▶ _Exercise description_: Bring together all lines of the material below that contain the string "ELODIE".

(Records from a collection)
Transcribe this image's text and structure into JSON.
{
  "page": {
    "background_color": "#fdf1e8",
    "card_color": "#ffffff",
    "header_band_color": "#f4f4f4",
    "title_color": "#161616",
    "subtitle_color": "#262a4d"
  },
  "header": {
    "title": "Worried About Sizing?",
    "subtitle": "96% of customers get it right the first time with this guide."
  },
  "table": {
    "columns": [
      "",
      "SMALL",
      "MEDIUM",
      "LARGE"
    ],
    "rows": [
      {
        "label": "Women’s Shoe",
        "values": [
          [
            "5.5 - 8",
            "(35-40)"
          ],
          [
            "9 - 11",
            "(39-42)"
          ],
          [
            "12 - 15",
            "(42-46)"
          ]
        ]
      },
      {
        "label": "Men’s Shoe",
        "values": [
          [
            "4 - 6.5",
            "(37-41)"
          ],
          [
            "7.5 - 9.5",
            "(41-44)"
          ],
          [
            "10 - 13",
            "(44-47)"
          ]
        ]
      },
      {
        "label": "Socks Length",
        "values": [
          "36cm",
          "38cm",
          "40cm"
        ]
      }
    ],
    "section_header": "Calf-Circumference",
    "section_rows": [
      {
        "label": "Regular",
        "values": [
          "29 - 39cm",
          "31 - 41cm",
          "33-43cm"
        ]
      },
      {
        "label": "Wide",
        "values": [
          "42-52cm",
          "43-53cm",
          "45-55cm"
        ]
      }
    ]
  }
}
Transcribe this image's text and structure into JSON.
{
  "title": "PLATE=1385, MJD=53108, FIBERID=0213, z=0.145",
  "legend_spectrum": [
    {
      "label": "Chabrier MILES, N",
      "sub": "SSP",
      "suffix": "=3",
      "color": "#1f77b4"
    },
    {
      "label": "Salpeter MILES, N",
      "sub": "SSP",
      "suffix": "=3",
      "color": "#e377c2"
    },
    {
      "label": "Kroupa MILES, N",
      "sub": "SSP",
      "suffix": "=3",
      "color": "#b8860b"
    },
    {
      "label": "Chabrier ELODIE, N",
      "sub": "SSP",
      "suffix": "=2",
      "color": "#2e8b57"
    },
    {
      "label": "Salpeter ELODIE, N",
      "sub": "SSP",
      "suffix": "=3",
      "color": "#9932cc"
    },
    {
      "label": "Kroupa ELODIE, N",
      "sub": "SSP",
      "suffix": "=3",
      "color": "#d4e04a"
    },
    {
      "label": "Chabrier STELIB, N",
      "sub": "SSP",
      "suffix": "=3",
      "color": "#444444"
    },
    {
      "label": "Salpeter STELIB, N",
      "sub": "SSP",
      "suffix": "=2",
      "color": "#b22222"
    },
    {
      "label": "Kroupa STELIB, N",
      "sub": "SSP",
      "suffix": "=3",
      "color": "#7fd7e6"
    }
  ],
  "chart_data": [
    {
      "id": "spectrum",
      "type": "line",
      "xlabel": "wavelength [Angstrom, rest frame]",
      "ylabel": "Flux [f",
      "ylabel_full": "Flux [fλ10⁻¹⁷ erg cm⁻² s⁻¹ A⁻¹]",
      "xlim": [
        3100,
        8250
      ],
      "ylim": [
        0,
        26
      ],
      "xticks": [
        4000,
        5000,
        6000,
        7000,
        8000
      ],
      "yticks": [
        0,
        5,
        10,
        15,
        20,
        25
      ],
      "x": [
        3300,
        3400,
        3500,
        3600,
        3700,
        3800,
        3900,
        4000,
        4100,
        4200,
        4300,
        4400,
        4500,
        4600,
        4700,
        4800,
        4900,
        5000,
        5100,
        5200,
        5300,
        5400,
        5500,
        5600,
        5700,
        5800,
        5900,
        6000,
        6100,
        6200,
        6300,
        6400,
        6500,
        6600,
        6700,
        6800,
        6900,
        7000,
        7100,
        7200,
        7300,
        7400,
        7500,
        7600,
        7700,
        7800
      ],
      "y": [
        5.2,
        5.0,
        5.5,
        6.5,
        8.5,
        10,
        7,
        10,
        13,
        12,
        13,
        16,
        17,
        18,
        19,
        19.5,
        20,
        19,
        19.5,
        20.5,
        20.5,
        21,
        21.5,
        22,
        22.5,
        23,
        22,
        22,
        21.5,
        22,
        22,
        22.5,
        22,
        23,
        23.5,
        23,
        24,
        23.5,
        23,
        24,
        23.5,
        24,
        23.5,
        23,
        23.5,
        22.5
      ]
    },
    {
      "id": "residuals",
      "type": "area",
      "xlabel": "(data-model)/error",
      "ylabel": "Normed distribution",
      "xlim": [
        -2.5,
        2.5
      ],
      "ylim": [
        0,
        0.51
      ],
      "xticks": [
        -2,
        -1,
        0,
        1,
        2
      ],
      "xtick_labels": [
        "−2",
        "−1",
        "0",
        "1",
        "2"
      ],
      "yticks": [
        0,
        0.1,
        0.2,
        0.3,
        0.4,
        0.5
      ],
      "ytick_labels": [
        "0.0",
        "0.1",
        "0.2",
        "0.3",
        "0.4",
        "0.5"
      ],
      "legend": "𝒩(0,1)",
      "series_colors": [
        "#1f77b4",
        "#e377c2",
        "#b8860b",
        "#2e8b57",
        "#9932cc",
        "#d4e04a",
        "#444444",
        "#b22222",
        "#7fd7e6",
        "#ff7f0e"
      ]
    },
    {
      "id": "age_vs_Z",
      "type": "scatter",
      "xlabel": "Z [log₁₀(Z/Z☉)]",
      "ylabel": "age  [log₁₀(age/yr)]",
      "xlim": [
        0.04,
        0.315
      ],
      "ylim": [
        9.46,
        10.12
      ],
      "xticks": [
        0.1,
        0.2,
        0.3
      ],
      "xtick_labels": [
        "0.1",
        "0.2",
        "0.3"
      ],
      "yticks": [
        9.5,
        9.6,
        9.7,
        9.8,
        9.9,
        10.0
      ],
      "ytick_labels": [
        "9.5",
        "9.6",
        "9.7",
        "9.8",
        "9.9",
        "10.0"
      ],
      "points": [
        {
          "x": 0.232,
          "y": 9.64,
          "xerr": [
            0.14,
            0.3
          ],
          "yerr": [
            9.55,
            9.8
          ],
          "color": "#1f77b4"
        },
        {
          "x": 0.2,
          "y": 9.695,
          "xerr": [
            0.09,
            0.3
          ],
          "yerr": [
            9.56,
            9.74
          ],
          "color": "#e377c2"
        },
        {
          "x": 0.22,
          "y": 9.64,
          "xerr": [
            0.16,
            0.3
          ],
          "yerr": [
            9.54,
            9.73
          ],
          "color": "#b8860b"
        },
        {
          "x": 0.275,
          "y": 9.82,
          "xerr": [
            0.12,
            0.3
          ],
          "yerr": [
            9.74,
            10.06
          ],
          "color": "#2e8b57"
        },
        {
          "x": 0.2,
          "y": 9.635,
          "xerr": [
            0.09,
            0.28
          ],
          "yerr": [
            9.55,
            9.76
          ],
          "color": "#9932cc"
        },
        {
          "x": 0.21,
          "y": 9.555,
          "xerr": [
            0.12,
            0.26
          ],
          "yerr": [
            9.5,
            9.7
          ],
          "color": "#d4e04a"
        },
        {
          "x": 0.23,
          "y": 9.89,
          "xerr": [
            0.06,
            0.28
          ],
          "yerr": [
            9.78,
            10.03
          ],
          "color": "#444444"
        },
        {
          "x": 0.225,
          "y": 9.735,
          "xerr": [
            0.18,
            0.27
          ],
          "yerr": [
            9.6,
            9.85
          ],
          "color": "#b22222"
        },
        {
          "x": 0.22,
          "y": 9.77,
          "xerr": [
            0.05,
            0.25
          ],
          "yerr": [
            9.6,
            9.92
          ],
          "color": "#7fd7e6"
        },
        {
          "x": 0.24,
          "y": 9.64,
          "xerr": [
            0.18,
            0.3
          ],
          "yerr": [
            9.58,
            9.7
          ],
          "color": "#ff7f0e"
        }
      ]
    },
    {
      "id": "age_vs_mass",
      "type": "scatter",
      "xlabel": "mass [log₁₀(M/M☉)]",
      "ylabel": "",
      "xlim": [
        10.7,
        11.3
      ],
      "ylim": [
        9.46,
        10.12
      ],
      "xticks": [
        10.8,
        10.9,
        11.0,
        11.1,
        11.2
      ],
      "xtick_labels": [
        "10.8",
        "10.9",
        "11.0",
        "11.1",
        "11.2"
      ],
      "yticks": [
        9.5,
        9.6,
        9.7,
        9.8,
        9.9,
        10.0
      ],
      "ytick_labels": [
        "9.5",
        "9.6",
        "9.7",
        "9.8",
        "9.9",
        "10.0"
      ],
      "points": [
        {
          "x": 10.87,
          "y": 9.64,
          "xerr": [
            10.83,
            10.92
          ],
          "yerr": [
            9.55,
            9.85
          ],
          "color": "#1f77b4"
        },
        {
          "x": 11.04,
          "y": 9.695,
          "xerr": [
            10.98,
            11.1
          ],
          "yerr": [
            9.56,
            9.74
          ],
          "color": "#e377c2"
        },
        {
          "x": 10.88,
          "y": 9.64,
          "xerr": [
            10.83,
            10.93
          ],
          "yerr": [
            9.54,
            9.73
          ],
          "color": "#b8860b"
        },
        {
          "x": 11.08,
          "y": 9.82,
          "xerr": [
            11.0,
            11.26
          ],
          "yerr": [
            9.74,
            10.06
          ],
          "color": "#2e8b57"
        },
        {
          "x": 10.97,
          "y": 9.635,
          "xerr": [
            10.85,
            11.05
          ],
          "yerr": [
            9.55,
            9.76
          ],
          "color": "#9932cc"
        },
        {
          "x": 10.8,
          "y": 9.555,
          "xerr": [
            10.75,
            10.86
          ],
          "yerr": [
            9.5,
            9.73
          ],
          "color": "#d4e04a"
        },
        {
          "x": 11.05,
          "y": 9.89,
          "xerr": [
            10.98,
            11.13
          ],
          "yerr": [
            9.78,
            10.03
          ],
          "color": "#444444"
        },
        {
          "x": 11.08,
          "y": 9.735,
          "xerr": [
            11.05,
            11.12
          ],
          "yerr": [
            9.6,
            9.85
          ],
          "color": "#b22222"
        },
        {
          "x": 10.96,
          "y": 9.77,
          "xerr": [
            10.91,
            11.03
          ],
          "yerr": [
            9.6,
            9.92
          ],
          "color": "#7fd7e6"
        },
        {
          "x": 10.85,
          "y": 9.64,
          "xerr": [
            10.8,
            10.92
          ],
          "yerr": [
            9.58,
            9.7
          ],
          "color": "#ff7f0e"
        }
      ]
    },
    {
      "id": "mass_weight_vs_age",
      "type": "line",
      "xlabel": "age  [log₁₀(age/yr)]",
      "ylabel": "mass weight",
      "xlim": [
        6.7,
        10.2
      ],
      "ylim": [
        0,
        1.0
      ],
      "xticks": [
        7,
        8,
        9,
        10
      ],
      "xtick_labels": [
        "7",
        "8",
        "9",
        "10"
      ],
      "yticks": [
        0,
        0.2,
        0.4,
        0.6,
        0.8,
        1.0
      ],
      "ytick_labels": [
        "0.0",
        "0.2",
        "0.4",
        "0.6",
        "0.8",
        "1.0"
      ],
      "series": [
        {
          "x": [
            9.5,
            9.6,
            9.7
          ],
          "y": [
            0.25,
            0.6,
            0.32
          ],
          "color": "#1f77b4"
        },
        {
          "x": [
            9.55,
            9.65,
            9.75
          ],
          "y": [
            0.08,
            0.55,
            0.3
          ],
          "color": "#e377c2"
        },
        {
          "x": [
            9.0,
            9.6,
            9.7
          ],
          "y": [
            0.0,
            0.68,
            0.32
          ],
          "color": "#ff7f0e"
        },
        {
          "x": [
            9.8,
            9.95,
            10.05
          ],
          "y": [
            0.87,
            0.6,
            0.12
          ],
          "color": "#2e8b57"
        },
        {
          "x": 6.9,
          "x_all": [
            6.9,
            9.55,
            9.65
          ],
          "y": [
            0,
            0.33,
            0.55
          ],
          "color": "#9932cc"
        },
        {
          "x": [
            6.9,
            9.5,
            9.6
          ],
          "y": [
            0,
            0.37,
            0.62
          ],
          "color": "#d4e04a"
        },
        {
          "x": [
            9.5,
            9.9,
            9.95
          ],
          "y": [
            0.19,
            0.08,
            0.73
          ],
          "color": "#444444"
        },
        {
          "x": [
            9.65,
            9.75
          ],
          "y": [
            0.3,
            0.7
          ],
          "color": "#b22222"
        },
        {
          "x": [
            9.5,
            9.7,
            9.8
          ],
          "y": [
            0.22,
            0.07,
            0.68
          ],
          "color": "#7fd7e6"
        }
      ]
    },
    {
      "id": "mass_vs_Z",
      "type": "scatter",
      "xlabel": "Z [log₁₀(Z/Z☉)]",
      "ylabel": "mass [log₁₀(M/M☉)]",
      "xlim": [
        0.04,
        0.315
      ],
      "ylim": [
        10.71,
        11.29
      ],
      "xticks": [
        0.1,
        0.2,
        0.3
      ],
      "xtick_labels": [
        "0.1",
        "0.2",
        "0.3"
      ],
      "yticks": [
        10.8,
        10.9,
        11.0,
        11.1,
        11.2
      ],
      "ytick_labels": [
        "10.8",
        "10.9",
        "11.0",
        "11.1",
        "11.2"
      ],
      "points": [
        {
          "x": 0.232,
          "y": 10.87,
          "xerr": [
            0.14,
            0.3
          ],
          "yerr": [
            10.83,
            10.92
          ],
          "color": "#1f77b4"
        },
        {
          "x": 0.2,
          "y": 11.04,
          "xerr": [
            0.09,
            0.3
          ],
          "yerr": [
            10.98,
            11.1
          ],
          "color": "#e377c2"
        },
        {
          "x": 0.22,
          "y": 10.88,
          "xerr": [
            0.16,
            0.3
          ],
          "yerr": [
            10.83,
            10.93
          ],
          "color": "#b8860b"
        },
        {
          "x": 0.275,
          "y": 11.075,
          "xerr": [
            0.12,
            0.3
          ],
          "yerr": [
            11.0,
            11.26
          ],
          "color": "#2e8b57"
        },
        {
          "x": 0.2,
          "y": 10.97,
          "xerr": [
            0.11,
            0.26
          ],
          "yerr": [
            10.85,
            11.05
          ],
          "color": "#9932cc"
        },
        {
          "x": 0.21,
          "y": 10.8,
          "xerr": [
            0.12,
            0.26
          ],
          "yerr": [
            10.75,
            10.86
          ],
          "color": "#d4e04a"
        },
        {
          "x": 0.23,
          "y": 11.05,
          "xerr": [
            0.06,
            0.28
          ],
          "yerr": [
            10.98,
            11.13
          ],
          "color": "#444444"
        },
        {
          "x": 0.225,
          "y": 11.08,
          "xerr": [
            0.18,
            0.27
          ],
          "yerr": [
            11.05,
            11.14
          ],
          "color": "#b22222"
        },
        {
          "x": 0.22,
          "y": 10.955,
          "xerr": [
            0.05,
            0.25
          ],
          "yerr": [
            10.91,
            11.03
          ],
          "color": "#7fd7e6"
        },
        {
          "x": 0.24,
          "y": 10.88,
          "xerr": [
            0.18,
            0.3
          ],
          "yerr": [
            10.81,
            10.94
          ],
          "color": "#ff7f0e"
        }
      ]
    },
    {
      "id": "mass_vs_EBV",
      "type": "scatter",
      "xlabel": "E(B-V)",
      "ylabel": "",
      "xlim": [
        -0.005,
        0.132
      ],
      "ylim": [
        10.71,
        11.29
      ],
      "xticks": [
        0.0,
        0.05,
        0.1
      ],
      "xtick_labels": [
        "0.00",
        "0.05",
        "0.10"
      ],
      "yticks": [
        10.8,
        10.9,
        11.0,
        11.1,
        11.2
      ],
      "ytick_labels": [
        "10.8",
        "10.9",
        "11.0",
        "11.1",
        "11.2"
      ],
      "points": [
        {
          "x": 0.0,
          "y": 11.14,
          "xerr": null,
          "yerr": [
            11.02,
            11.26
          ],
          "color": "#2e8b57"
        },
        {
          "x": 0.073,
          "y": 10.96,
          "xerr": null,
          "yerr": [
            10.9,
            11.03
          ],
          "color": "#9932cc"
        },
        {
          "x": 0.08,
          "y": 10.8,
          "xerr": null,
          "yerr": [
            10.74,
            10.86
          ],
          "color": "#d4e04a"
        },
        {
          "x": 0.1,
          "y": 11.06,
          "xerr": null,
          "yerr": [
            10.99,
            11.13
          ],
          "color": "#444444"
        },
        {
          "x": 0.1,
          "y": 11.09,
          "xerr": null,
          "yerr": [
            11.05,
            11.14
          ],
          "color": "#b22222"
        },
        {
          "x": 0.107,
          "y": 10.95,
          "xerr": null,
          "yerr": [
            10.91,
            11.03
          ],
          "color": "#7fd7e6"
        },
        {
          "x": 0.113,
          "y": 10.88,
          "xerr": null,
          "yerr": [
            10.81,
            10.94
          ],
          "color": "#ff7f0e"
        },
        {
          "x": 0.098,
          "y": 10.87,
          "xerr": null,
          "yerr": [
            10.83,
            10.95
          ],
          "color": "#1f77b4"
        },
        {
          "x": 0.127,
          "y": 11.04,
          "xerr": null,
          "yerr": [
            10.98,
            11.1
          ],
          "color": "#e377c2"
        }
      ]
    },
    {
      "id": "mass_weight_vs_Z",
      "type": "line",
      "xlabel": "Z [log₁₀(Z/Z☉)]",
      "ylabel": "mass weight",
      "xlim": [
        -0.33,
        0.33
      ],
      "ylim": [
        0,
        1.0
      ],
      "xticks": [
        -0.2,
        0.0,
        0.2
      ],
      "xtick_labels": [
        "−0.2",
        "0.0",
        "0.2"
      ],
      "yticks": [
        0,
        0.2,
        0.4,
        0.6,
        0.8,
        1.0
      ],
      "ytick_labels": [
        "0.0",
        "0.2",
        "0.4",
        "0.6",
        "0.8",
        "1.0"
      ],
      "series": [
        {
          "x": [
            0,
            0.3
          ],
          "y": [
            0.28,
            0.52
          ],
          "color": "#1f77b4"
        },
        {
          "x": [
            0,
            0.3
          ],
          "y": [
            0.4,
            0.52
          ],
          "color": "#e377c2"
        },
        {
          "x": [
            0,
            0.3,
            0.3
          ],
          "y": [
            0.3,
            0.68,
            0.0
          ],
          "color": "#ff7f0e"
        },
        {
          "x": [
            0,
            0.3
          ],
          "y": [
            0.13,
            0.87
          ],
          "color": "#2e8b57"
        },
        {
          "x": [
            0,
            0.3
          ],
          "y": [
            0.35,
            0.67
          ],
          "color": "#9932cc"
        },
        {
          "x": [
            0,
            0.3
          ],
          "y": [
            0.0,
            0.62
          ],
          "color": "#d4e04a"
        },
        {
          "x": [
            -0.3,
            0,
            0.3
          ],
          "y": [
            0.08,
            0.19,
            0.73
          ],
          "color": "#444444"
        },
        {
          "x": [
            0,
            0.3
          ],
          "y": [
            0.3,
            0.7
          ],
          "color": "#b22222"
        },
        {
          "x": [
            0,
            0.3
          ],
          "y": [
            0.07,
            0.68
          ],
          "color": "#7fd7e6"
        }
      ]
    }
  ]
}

▶ _Solution for this exercise_:
      "label": "Chabrier ELODIE, N",
      "label": "Salpeter ELODIE, N",
      "label": "Kroupa ELODIE, N",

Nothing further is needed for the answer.